**What you have to do:** Extract every line below that contains the word "stress".

(Lines of data)
┌──

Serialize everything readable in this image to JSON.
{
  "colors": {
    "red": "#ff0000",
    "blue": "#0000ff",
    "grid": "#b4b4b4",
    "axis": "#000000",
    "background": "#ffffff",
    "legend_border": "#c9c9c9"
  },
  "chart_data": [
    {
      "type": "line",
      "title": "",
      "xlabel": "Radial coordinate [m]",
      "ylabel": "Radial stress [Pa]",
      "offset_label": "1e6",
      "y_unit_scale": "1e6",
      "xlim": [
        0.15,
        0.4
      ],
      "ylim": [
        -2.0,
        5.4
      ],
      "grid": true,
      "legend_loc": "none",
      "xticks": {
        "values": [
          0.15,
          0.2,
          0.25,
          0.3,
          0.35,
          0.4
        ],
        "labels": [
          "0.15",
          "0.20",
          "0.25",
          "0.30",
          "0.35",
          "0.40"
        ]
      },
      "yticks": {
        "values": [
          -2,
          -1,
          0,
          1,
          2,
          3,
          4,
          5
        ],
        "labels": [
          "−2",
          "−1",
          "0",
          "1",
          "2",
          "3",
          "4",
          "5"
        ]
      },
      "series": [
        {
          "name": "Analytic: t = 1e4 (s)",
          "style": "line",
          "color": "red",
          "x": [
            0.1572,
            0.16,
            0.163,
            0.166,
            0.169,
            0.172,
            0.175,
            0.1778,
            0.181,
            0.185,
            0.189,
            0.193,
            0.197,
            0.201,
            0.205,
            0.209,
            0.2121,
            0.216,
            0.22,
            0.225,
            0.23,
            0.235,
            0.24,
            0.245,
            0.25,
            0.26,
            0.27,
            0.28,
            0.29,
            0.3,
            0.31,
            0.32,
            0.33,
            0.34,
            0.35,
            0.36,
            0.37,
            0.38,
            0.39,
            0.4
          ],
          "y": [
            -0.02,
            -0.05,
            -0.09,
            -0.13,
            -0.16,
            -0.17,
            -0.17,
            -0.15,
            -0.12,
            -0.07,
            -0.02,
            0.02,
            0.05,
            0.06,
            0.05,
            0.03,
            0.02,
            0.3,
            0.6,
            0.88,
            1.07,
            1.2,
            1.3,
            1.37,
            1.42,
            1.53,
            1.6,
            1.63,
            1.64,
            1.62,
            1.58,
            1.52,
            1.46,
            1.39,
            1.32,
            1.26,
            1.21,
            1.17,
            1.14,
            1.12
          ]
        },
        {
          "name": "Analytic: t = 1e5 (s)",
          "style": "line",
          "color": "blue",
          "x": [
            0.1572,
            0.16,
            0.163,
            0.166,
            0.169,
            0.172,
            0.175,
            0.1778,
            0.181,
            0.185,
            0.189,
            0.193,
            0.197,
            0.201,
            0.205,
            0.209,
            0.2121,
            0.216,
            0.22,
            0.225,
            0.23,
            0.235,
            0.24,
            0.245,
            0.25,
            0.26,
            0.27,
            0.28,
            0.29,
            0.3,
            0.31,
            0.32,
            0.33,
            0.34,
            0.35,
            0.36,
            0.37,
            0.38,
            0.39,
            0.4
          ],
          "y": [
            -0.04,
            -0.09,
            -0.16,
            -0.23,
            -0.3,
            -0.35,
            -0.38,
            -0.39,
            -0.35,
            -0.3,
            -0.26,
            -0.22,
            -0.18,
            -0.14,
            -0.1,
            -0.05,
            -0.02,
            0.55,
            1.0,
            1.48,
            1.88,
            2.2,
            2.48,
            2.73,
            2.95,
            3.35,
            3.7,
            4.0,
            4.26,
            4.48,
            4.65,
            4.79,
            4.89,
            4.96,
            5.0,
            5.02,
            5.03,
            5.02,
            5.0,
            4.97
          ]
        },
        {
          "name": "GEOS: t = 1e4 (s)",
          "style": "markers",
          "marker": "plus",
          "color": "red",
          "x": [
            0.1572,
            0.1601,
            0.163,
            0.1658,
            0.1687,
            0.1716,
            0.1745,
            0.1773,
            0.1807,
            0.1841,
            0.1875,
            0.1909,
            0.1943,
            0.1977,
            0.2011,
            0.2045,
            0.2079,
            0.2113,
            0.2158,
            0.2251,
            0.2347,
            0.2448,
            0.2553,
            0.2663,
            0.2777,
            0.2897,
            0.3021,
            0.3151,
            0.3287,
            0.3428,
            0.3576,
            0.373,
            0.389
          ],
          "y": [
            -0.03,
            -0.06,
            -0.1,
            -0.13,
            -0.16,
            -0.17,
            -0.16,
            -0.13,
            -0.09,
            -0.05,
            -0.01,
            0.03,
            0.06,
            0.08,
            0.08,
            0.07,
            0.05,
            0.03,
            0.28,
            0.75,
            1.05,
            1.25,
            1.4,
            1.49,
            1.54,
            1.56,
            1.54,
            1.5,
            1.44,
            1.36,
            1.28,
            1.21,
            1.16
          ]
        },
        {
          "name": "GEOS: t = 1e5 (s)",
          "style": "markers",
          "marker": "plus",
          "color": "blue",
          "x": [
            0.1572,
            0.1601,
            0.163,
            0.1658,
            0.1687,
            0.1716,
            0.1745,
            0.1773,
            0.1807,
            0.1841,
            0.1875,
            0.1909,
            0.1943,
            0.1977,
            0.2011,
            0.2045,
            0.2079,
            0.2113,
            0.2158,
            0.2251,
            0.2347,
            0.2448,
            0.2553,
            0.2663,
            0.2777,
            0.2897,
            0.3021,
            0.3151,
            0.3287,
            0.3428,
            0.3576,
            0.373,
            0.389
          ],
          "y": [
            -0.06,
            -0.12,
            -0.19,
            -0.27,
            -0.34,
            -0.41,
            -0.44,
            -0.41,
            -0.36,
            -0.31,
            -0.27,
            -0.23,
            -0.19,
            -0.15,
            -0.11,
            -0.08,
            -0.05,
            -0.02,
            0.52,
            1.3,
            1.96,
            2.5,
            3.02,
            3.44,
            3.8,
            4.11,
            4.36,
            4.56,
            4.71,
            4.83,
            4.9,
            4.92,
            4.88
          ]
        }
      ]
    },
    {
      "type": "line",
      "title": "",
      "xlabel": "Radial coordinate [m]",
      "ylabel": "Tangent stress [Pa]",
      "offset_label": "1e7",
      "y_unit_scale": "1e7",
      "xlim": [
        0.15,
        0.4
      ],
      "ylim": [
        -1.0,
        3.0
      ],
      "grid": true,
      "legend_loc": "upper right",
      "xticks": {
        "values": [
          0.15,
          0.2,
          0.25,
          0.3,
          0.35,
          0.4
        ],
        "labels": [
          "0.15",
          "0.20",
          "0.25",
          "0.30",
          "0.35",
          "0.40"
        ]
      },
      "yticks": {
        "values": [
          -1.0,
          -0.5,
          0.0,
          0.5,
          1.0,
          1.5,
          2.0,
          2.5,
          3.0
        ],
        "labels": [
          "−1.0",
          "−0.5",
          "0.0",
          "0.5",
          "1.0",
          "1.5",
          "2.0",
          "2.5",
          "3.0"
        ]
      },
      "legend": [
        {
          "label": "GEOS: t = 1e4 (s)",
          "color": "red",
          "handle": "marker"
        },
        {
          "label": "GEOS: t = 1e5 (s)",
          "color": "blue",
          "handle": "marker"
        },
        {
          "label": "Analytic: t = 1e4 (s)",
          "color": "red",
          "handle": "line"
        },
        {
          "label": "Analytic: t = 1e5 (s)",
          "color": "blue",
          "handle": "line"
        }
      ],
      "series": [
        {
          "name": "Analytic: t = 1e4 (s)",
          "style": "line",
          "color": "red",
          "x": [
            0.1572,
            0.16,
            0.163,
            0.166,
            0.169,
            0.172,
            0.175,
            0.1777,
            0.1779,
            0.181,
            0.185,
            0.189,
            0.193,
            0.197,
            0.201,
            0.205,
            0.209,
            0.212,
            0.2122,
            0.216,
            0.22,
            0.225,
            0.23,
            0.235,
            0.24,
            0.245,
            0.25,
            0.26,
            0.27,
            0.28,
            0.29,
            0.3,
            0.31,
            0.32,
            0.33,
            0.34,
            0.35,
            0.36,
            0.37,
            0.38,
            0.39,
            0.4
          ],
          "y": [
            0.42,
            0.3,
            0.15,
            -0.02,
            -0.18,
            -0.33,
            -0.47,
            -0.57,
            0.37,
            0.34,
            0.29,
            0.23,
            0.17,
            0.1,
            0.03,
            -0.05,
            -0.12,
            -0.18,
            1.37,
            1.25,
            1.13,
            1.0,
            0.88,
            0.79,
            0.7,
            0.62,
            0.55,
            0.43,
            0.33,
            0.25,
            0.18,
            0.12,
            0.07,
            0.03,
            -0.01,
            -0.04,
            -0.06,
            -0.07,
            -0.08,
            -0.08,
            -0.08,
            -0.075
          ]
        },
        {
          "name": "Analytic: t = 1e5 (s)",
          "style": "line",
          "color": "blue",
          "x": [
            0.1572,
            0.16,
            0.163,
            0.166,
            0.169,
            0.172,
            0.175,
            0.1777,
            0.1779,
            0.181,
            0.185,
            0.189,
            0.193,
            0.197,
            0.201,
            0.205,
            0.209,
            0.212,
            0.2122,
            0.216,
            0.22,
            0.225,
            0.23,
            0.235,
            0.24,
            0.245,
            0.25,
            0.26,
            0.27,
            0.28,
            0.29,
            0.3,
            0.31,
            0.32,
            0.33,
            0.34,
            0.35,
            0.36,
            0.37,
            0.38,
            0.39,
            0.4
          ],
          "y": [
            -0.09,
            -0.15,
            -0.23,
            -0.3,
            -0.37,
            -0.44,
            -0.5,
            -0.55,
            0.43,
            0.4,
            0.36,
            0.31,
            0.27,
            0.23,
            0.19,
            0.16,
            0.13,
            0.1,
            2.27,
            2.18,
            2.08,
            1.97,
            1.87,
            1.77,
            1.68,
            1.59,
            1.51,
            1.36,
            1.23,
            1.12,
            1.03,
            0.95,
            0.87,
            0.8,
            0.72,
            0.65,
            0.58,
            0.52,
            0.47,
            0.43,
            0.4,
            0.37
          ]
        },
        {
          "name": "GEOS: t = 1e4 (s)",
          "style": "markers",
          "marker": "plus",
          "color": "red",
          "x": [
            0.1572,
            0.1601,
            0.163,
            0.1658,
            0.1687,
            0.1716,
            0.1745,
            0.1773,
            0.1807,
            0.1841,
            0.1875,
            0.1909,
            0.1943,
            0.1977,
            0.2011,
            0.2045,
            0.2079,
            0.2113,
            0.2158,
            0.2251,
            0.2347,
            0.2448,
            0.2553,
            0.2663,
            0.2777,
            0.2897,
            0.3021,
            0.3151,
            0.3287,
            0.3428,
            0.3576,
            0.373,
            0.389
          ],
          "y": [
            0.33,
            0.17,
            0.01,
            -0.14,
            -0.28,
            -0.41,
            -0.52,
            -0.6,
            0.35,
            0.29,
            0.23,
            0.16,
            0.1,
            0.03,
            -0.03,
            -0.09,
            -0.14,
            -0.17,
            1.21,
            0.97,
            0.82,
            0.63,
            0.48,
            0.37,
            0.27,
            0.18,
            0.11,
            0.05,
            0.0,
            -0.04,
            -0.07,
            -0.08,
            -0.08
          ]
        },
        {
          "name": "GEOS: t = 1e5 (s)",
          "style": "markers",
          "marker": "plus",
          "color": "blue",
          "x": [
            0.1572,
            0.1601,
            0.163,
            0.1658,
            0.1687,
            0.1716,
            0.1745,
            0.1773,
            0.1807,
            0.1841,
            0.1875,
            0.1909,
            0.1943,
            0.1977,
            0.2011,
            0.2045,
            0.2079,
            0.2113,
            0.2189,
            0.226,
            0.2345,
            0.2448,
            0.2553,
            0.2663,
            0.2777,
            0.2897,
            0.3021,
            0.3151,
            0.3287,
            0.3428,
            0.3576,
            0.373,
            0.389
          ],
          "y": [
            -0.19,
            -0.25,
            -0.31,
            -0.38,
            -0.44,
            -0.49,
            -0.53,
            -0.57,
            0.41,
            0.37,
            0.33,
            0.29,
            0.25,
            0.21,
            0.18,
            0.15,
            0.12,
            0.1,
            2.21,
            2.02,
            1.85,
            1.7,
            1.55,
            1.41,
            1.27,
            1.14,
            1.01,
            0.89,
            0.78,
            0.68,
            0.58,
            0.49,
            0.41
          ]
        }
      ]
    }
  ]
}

└──

**Full output:**
      "ylabel": "Radial stress [Pa]",
      "ylabel": "Tangent stress [Pa]",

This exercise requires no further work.